Figure record extracts
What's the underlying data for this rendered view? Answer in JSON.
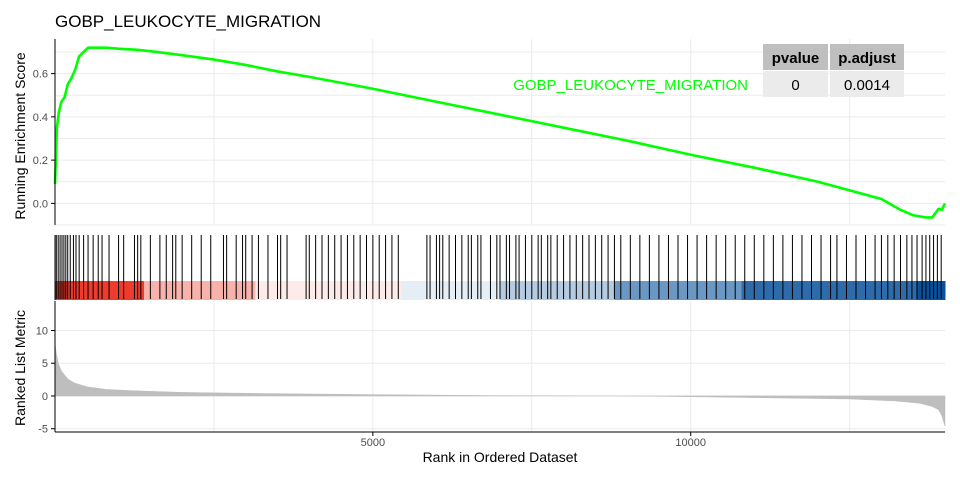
{
  "chart_data": {
    "type": "line",
    "title": "GOBP_LEUKOCYTE_MIGRATION",
    "xlabel": "Rank in Ordered Dataset",
    "xlim": [
      0,
      14000
    ],
    "x_ticks": [
      5000,
      10000
    ],
    "x_tick_labels": [
      "5000",
      "10000"
    ],
    "colors": {
      "curve": "#00ff00",
      "hits": "#000000",
      "metric_fill": "#bebebe",
      "table_header": "#bfbfbf",
      "table_cell": "#ebebeb",
      "heat_positive": "#ef3b2c",
      "heat_negative": "#08519c"
    },
    "enrichment_panel": {
      "ylabel": "Running Enrichment Score",
      "ylim": [
        -0.1,
        0.76
      ],
      "y_ticks": [
        0.0,
        0.2,
        0.4,
        0.6
      ],
      "y_tick_labels": [
        "0.0",
        "0.2",
        "0.4",
        "0.6"
      ],
      "series": [
        {
          "name": "GOBP_LEUKOCYTE_MIGRATION",
          "x": [
            0,
            30,
            60,
            100,
            150,
            200,
            260,
            320,
            380,
            450,
            520,
            600,
            700,
            800,
            1000,
            1300,
            1600,
            2000,
            2500,
            3000,
            3500,
            4000,
            5000,
            6000,
            7000,
            8000,
            9000,
            10000,
            11000,
            12000,
            12500,
            13000,
            13300,
            13500,
            13600,
            13700,
            13800,
            13900,
            13950,
            14000
          ],
          "y": [
            0.09,
            0.35,
            0.42,
            0.47,
            0.49,
            0.55,
            0.58,
            0.62,
            0.68,
            0.7,
            0.72,
            0.72,
            0.72,
            0.72,
            0.715,
            0.71,
            0.7,
            0.685,
            0.665,
            0.64,
            0.61,
            0.585,
            0.53,
            0.47,
            0.41,
            0.35,
            0.29,
            0.225,
            0.165,
            0.1,
            0.06,
            0.02,
            -0.03,
            -0.055,
            -0.06,
            -0.065,
            -0.065,
            -0.025,
            -0.03,
            0.0
          ]
        }
      ],
      "legend": {
        "label": "GOBP_LEUKOCYTE_MIGRATION",
        "placement": "top-right",
        "table": {
          "headers": [
            "pvalue",
            "p.adjust"
          ],
          "values": [
            "0",
            "0.0014"
          ]
        }
      }
    },
    "hit_positions": [
      20,
      50,
      80,
      110,
      140,
      170,
      200,
      240,
      290,
      330,
      380,
      450,
      520,
      600,
      680,
      740,
      850,
      1000,
      1080,
      1250,
      1300,
      1350,
      1500,
      1650,
      1750,
      1850,
      1900,
      2000,
      2150,
      2300,
      2450,
      2650,
      2700,
      2850,
      2950,
      3000,
      3100,
      3200,
      3350,
      3500,
      3550,
      3650,
      3950,
      4000,
      4100,
      4200,
      4300,
      4400,
      4500,
      4600,
      4700,
      4800,
      4900,
      5000,
      5100,
      5200,
      5300,
      5400,
      5850,
      5900,
      6000,
      6050,
      6100,
      6200,
      6300,
      6400,
      6500,
      6550,
      6650,
      6700,
      6850,
      6950,
      7000,
      7100,
      7150,
      7250,
      7300,
      7400,
      7500,
      7600,
      7650,
      7750,
      7800,
      7900,
      8000,
      8100,
      8200,
      8300,
      8400,
      8500,
      8600,
      8700,
      8800,
      8900,
      9050,
      9200,
      9350,
      9500,
      9650,
      9800,
      9950,
      10100,
      10250,
      10400,
      10550,
      10700,
      10850,
      11000,
      11150,
      11300,
      11450,
      11600,
      11750,
      11900,
      12050,
      12200,
      12300,
      12450,
      12600,
      12750,
      12900,
      13000,
      13100,
      13200,
      13300,
      13400,
      13480,
      13560,
      13640,
      13700,
      13760,
      13820,
      13880,
      13940
    ],
    "heat_bands": [
      {
        "start": 0,
        "end": 1400,
        "value": 1.0
      },
      {
        "start": 1400,
        "end": 3150,
        "value": 0.4
      },
      {
        "start": 3150,
        "end": 5450,
        "value": 0.1
      },
      {
        "start": 5450,
        "end": 7000,
        "value": -0.1
      },
      {
        "start": 7000,
        "end": 8800,
        "value": -0.3
      },
      {
        "start": 8800,
        "end": 10800,
        "value": -0.6
      },
      {
        "start": 10800,
        "end": 13550,
        "value": -0.85
      },
      {
        "start": 13550,
        "end": 14000,
        "value": -1.0
      }
    ],
    "metric_panel": {
      "ylabel": "Ranked List Metric",
      "ylim": [
        -5.5,
        14.5
      ],
      "y_ticks": [
        -5,
        0,
        5,
        10
      ],
      "y_tick_labels": [
        "-5",
        "0",
        "5",
        "10"
      ],
      "x": [
        0,
        20,
        50,
        100,
        200,
        300,
        500,
        800,
        1200,
        2000,
        3000,
        5000,
        7000,
        8800,
        9600,
        11000,
        12500,
        13200,
        13600,
        13800,
        13900,
        13950,
        14000
      ],
      "y": [
        8.0,
        6.5,
        5.0,
        3.8,
        2.6,
        2.0,
        1.4,
        1.0,
        0.8,
        0.55,
        0.4,
        0.2,
        0.05,
        0.0,
        -0.05,
        -0.25,
        -0.45,
        -0.75,
        -1.1,
        -1.6,
        -2.1,
        -3.0,
        -4.6
      ]
    }
  }
}
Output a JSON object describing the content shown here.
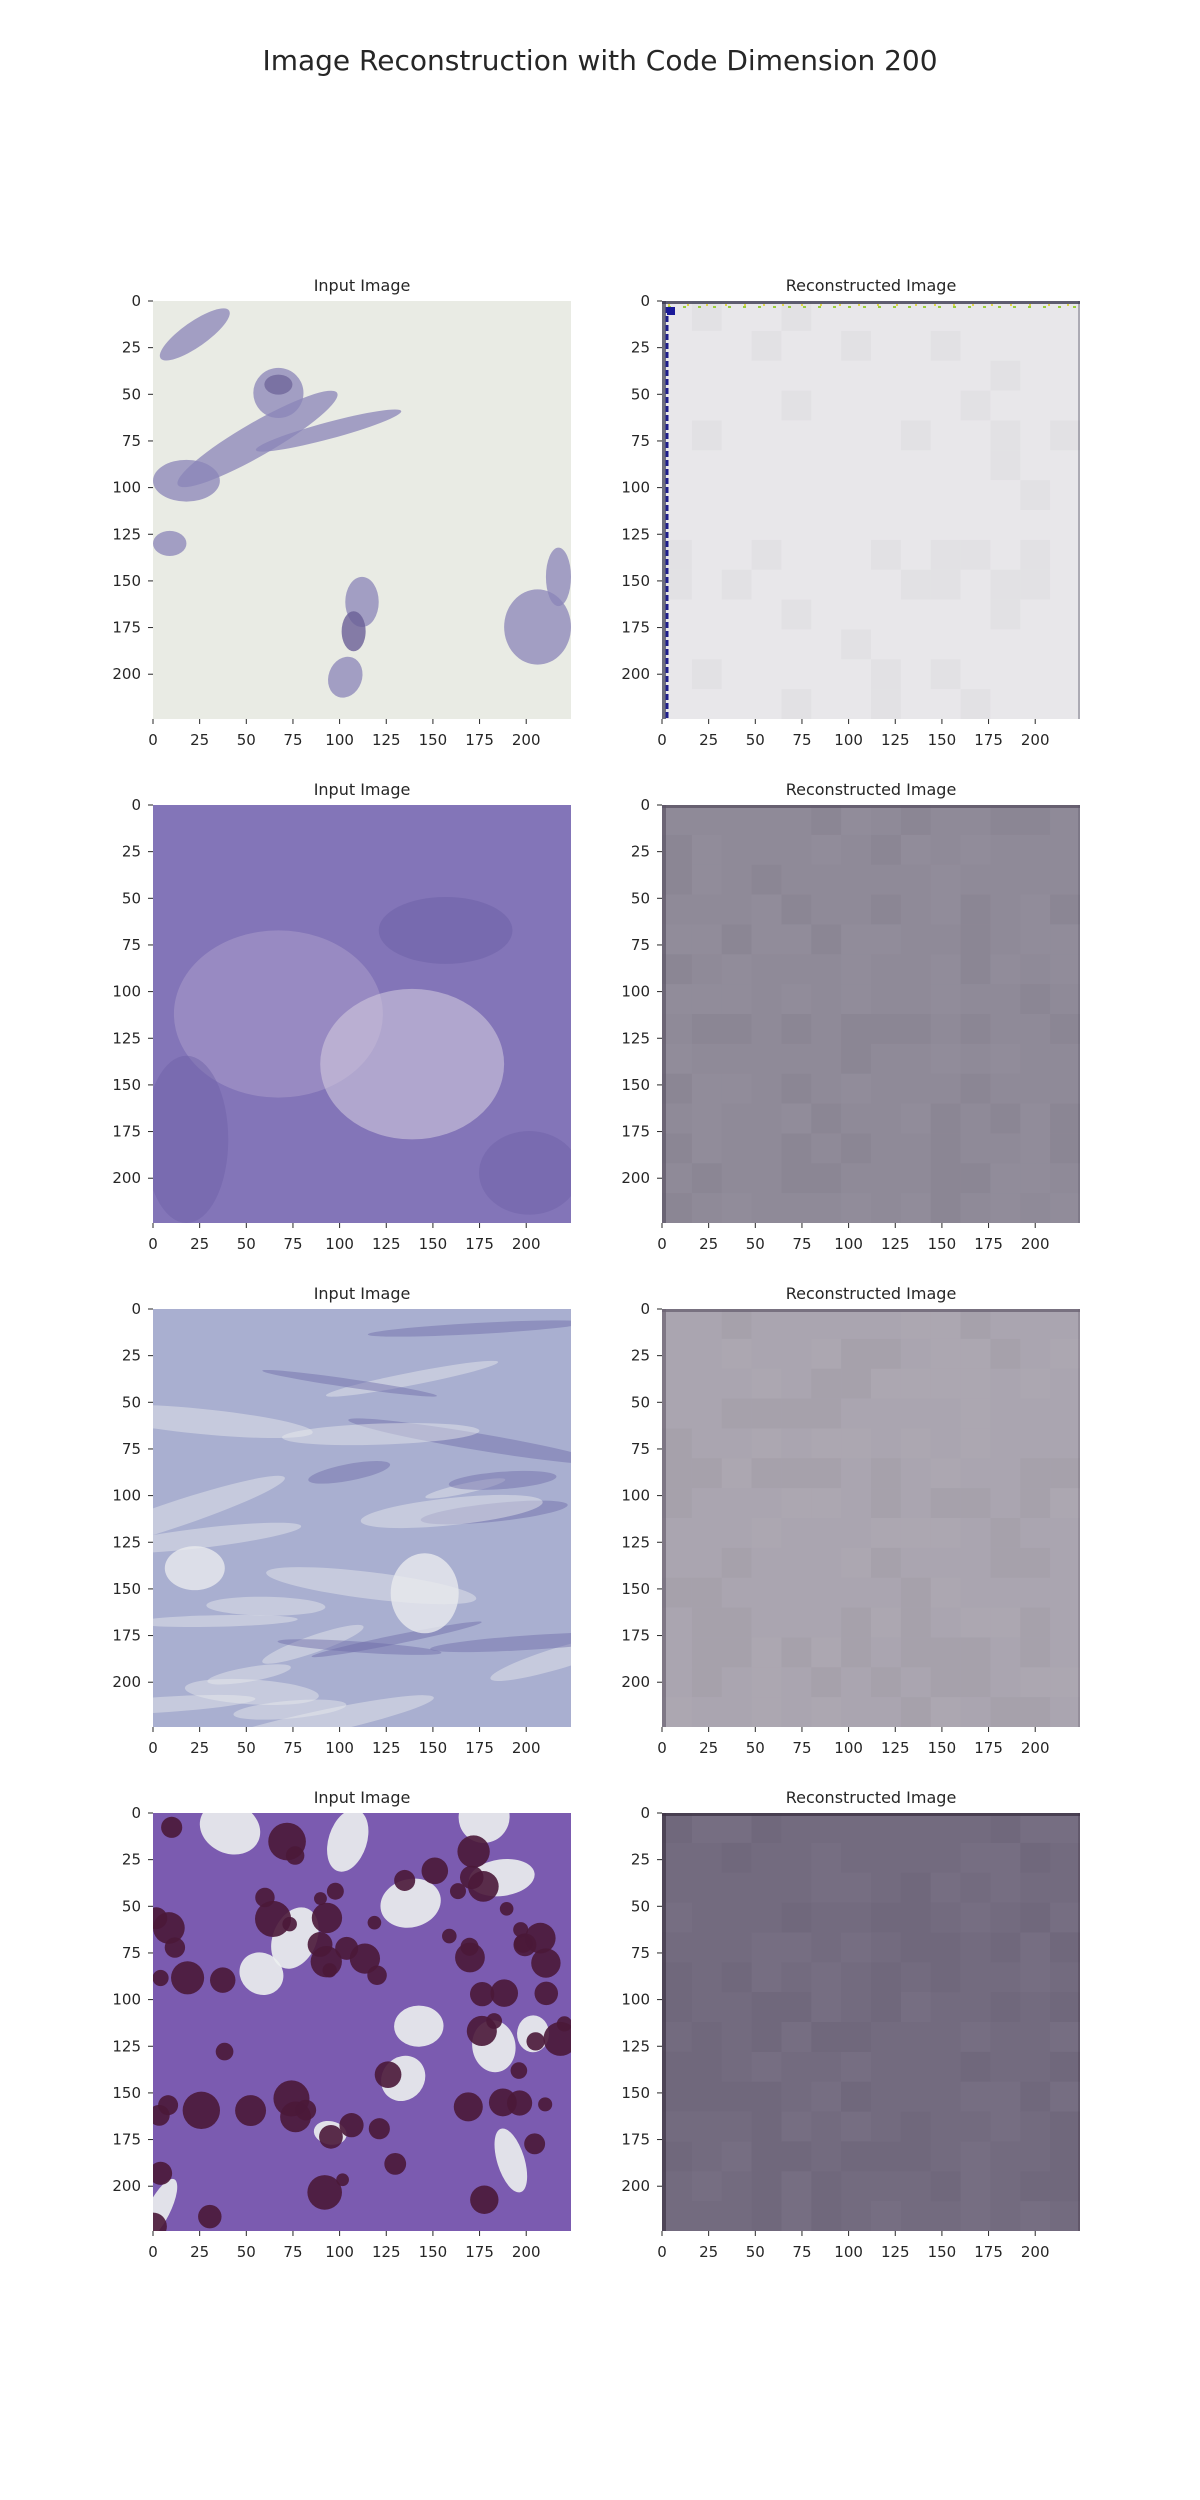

### EXERCISE INSTRUCTIONS
Each line that holds the word "start" should be extracted from the records.

### OUTPUT
        "start": 0,
        "start": 1400,
        "start": 3150,
        "start": 5450,
        "start": 7000,
        "start": 8800,
        "start": 10800,
        "start": 13550,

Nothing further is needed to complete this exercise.